TASK DESCRIPTION
Print all of the data exactly.

Extracted data entries
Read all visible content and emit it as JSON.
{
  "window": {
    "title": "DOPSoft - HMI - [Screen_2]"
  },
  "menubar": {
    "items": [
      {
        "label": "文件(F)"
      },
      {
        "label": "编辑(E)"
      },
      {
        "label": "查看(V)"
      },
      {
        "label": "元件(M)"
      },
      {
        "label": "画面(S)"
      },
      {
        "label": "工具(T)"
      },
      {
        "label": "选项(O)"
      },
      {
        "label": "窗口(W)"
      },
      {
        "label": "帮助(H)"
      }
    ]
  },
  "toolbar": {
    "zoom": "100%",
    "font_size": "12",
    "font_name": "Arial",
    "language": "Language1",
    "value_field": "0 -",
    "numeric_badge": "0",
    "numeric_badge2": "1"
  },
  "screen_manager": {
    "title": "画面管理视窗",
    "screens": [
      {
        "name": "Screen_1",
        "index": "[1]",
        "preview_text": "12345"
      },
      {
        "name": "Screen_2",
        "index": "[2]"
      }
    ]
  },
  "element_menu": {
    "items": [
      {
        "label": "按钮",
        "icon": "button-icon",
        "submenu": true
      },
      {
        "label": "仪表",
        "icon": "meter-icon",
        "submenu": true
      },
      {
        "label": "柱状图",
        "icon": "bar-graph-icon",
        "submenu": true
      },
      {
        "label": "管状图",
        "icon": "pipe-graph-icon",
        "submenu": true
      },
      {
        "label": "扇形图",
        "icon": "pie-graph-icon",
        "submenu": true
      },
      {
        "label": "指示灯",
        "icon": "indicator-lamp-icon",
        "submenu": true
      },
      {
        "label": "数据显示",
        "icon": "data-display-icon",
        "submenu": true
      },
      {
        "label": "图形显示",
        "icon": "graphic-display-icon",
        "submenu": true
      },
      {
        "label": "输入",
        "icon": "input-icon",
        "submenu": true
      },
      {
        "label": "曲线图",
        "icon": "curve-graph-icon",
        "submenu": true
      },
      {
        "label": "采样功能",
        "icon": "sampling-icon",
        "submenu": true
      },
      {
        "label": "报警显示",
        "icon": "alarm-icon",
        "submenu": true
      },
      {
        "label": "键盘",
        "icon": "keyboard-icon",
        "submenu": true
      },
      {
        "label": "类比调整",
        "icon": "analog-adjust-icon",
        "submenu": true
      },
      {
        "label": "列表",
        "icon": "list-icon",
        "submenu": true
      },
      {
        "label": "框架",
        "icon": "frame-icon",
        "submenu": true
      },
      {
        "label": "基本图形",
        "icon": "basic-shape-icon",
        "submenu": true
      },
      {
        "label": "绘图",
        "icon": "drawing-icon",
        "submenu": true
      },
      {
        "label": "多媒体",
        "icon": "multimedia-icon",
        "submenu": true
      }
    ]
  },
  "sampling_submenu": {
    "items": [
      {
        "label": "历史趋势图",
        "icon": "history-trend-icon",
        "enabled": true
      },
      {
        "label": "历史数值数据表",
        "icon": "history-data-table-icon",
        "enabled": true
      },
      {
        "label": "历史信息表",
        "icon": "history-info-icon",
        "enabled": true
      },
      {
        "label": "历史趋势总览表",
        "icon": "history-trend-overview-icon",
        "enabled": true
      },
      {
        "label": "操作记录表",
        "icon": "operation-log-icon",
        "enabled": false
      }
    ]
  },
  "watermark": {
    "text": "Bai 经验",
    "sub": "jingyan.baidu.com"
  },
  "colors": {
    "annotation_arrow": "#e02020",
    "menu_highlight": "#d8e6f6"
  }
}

WRITTEN RESPONSE
Read all visible content and emit it as JSON.
{
  "window": {
    "title": "DOPSoft - HMI - [Screen_2]"
  },
  "menubar": {
    "items": [
      {
        "label": "文件(F)"
      },
      {
        "label": "编辑(E)"
      },
      {
        "label": "查看(V)"
      },
      {
        "label": "元件(M)"
      },
      {
        "label": "画面(S)"
      },
      {
        "label": "工具(T)"
      },
      {
        "label": "选项(O)"
      },
      {
        "label": "窗口(W)"
      },
      {
        "label": "帮助(H)"
      }
    ]
  },
  "toolbar": {
    "zoom": "100%",
    "font_size": "12",
    "font_name": "Arial",
    "language": "Language1",
    "value_field": "0 -",
    "numeric_badge": "0",
    "numeric_badge2": "1"
  },
  "screen_manager": {
    "title": "画面管理视窗",
    "screens": [
      {
        "name": "Screen_1",
        "index": "[1]",
        "preview_text": "12345"
      },
      {
        "name": "Screen_2",
        "index": "[2]"
      }
    ]
  },
  "element_menu": {
    "items": [
      {
        "label": "按钮",
        "icon": "button-icon",
        "submenu": true
      },
      {
        "label": "仪表",
        "icon": "meter-icon",
        "submenu": true
      },
      {
        "label": "柱状图",
        "icon": "bar-graph-icon",
        "submenu": true
      },
      {
        "label": "管状图",
        "icon": "pipe-graph-icon",
        "submenu": true
      },
      {
        "label": "扇形图",
        "icon": "pie-graph-icon",
        "submenu": true
      },
      {
        "label": "指示灯",
        "icon": "indicator-lamp-icon",
        "submenu": true
      },
      {
        "label": "数据显示",
        "icon": "data-display-icon",
        "submenu": true
      },
      {
        "label": "图形显示",
        "icon": "graphic-display-icon",
        "submenu": true
      },
      {
        "label": "输入",
        "icon": "input-icon",
        "submenu": true
      },
      {
        "label": "曲线图",
        "icon": "curve-graph-icon",
        "submenu": true
      },
      {
        "label": "采样功能",
        "icon": "sampling-icon",
        "submenu": true
      },
      {
        "label": "报警显示",
        "icon": "alarm-icon",
        "submenu": true
      },
      {
        "label": "键盘",
        "icon": "keyboard-icon",
        "submenu": true
      },
      {
        "label": "类比调整",
        "icon": "analog-adjust-icon",
        "submenu": true
      },
      {
        "label": "列表",
        "icon": "list-icon",
        "submenu": true
      },
      {
        "label": "框架",
        "icon": "frame-icon",
        "submenu": true
      },
      {
        "label": "基本图形",
        "icon": "basic-shape-icon",
        "submenu": true
      },
      {
        "label": "绘图",
        "icon": "drawing-icon",
        "submenu": true
      },
      {
        "label": "多媒体",
        "icon": "multimedia-icon",
        "submenu": true
      }
    ]
  },
  "sampling_submenu": {
    "items": [
      {
        "label": "历史趋势图",
        "icon": "history-trend-icon",
        "enabled": true
      },
      {
        "label": "历史数值数据表",
        "icon": "history-data-table-icon",
        "enabled": true
      },
      {
        "label": "历史信息表",
        "icon": "history-info-icon",
        "enabled": true
      },
      {
        "label": "历史趋势总览表",
        "icon": "history-trend-overview-icon",
        "enabled": true
      },
      {
        "label": "操作记录表",
        "icon": "operation-log-icon",
        "enabled": false
      }
    ]
  },
  "watermark": {
    "text": "Bai 经验",
    "sub": "jingyan.baidu.com"
  },
  "colors": {
    "annotation_arrow": "#e02020",
    "menu_highlight": "#d8e6f6"
  }
}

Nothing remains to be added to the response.